A block of data:
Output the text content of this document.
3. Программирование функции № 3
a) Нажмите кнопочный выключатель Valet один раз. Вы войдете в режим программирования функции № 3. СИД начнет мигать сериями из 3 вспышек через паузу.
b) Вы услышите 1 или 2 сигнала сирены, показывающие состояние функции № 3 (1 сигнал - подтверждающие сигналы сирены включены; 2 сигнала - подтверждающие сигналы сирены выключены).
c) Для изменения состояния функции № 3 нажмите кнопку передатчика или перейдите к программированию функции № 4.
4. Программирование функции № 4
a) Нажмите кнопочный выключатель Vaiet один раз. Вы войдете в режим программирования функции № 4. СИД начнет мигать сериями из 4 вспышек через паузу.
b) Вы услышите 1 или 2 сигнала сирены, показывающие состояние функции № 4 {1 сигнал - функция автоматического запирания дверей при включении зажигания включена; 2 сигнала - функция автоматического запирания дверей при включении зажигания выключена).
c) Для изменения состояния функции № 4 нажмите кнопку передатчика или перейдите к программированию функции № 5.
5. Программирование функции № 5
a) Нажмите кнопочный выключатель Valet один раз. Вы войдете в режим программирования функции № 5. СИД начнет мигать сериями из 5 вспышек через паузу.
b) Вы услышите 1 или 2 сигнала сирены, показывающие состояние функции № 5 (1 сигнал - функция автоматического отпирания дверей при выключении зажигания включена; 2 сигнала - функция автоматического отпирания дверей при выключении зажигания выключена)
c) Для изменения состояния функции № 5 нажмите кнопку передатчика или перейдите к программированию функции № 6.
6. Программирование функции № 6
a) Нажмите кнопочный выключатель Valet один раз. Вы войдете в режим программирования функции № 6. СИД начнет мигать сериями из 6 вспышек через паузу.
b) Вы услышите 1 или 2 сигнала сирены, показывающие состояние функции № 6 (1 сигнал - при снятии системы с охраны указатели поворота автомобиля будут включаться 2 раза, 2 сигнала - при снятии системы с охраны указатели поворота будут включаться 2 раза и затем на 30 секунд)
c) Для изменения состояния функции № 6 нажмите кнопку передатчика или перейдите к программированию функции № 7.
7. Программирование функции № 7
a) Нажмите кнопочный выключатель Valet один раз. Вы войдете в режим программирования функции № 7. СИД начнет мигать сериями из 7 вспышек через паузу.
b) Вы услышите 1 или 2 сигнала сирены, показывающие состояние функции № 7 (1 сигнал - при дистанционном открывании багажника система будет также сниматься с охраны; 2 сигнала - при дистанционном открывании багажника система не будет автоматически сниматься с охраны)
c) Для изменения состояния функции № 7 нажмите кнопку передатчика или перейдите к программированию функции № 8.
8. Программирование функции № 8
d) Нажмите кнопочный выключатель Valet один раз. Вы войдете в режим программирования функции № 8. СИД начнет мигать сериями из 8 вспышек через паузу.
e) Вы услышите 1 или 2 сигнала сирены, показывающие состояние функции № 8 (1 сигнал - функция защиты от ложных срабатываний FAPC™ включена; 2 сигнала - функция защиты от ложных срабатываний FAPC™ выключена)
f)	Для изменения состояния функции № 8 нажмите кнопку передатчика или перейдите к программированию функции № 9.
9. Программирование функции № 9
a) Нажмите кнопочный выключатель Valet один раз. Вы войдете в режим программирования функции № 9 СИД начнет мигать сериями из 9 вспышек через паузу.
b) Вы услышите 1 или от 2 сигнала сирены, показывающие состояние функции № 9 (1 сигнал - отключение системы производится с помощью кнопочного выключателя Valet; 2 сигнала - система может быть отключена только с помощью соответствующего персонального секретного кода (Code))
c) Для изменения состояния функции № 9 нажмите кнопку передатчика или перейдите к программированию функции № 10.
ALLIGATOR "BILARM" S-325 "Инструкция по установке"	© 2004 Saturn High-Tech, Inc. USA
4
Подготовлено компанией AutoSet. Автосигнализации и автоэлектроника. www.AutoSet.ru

PROMPT:
Count every line in the data that contains the word "кнопочный", then give that count and nothing else.

RIGHT ANSWER:
7